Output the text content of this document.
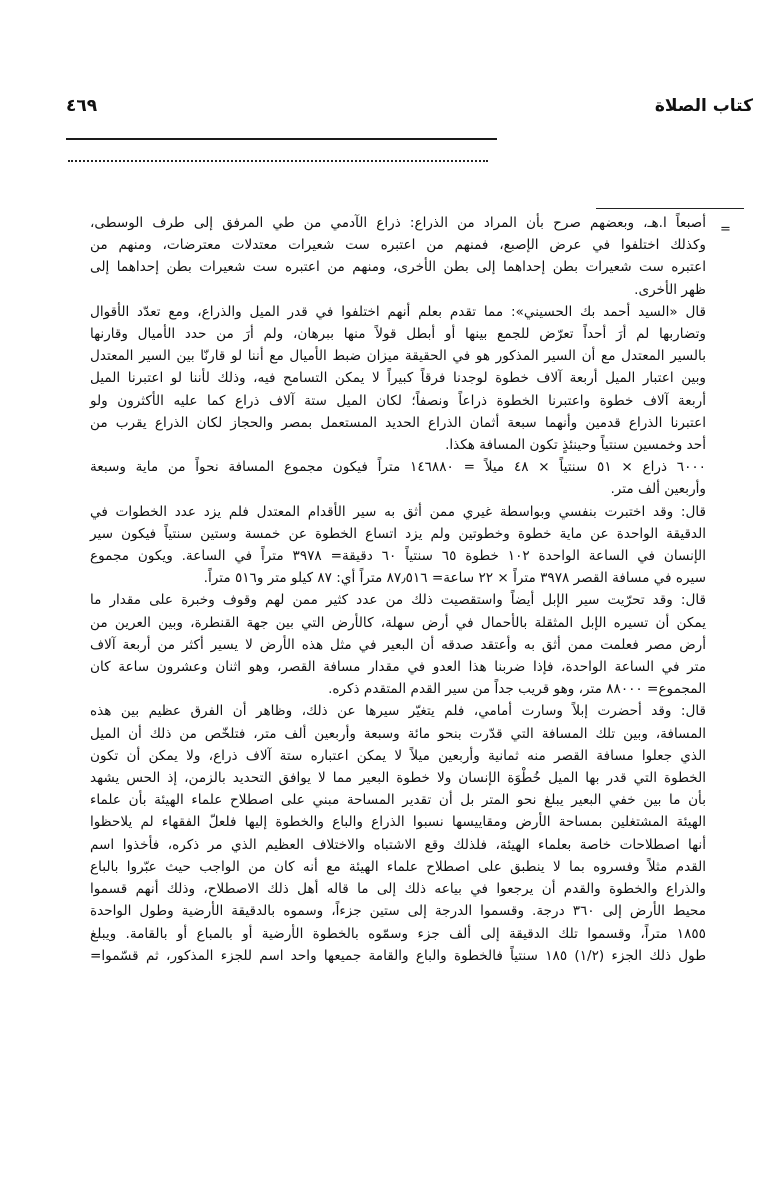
٤٦٩	كتاب الصلاة
=

أصبعاً ا.هـ، وبعضهم صرح بأن المراد من الذراع: ذراع الآدمي من طي المرفق إلى طرف الوسطى،
وكذلك اختلفوا في عرض الإصبع، فمنهم من اعتبره ست شعيرات معتدلات معترضات، ومنهم من
اعتبره ست شعيرات بطن إحداهما إلى بطن الأخرى، ومنهم من اعتبره ست شعيرات بطن إحداهما إلى
ظهر الأخرى.

قال «السيد أحمد بك الحسيني»: مما تقدم بعلم أنهم اختلفوا في قدر الميل والذراع، ومع تعدّد الأقوال
وتضاربها لم أرَ أحداً تعرّض للجمع بينها أو أبطل قولاً منها ببرهان، ولم أرَ من حدد الأميال وقارنها
بالسير المعتدل مع أن السير المذكور هو في الحقيقة ميزان ضبط الأميال مع أننا لو قارنّا بين السير المعتدل
وبين اعتبار الميل أربعة آلاف خطوة لوجدنا فرقاً كبيراً لا يمكن التسامح فيه، وذلك لأننا لو اعتبرنا الميل
أربعة آلاف خطوة واعتبرنا الخطوة ذراعاً ونصفاً؛ لكان الميل ستة آلاف ذراع كما عليه الأكثرون ولو
اعتبرنا الذراع قدمين وأنهما سبعة أثمان الذراع الحديد المستعمل بمصر والحجاز لكان الذراع يقرب من
أحد وخمسين سنتياً وحينئذٍ تكون المسافة هكذا.

٦٠٠٠ ذراع × ٥١ سنتياً × ٤٨ ميلاً = ١٤٦٨٨٠ متراً فيكون مجموع المسافة نحواً من ماية وسبعة
وأربعين ألف متر.

قال: وقد اختبرت بنفسي وبواسطة غيري ممن أثق به سير الأقدام المعتدل فلم يزد عدد الخطوات في
الدقيقة الواحدة عن ماية خطوة وخطوتين ولم يزد اتساع الخطوة عن خمسة وستين سنتياً فيكون سير
الإنسان في الساعة الواحدة ١٠٢ خطوة ٦٥ سنتياً ٦٠ دقيقة= ٣٩٧٨ متراً في الساعة. ويكون مجموع
سيره في مسافة القصر ٣٩٧٨ متراً × ٢٢ ساعة= ٨٧٫٥١٦ متراً أي: ٨٧ كيلو متر و٥١٦ متراً.

قال: وقد تحرّيت سير الإبل أيضاً واستقصيت ذلك من عدد كثير ممن لهم وقوف وخبرة على مقدار ما
يمكن أن تسيره الإبل المثقلة بالأحمال في أرض سهلة، كالأرض التي بين جهة القنطرة، وبين العرين من
أرض مصر فعلمت ممن أثق به وأعتقد صدقه أن البعير في مثل هذه الأرض لا يسير أكثر من أربعة آلاف
متر في الساعة الواحدة، فإذا ضربنا هذا العدو في مقدار مسافة القصر، وهو اثنان وعشرون ساعة كان
المجموع= ٨٨٠٠٠ متر، وهو قريب جداً من سير القدم المتقدم ذكره.

قال: وقد أحضرت إبلاً وسارت أمامي، فلم يتغيّر سيرها عن ذلك، وظاهر أن الفرق عظيم بين هذه
المسافة، وبين تلك المسافة التي قدّرت بنحو مائة وسبعة وأربعين ألف متر، فتلخّص من ذلك أن الميل
الذي جعلوا مسافة القصر منه ثمانية وأربعين ميلاً لا يمكن اعتباره ستة آلاف ذراع، ولا يمكن أن تكون
الخطوة التي قدر بها الميل خُطْوَة الإنسان ولا خطوة البعير مما لا يوافق التحديد بالزمن، إذ الحس يشهد
بأن ما بين خفي البعير يبلغ نحو المتر بل أن تقدير المساحة مبني على اصطلاح علماء الهيئة بأن علماء
الهيئة المشتغلين بمساحة الأرض ومقاييسها نسبوا الذراع والباع والخطوة إليها فلعلّ الفقهاء لم يلاحظوا
أنها اصطلاحات خاصة بعلماء الهيئة، فلذلك وقع الاشتباه والاختلاف العظيم الذي مر ذكره، فأخذوا اسم
القدم مثلاً وفسروه بما لا ينطبق على اصطلاح علماء الهيئة مع أنه كان من الواجب حيث عبّروا بالباع
والذراع والخطوة والقدم أن يرجعوا في بياعه ذلك إلى ما قاله أهل ذلك الاصطلاح، وذلك أنهم قسموا
محيط الأرض إلى ٣٦٠ درجة. وقسموا الدرجة إلى ستين جزءاً، وسموه بالدقيقة الأرضية وطول الواحدة
١٨٥٥ متراً، وقسموا تلك الدقيقة إلى ألف جزء وسمّوه بالخطوة الأرضية أو بالمباع أو بالقامة. ويبلغ
طول ذلك الجزء (١/٢) ١٨٥ سنتياً فالخطوة والباع والقامة جميعها واحد اسم للجزء المذكور، ثم قسّموا=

┄┄┄┄┄┄┄┄┄┄┄┄┄┄┄┄┄┄┄┄

| Written instruction |
Copy out all lines from the material above that contain the string "لكان".

| Completed exercise |
أربعة آلاف خطوة واعتبرنا الخطوة ذراعاً ونصفاً؛ لكان الميل ستة آلاف ذراع كما عليه الأكثرون ولو
اعتبرنا الذراع قدمين وأنهما سبعة أثمان الذراع الحديد المستعمل بمصر والحجاز لكان الذراع يقرب من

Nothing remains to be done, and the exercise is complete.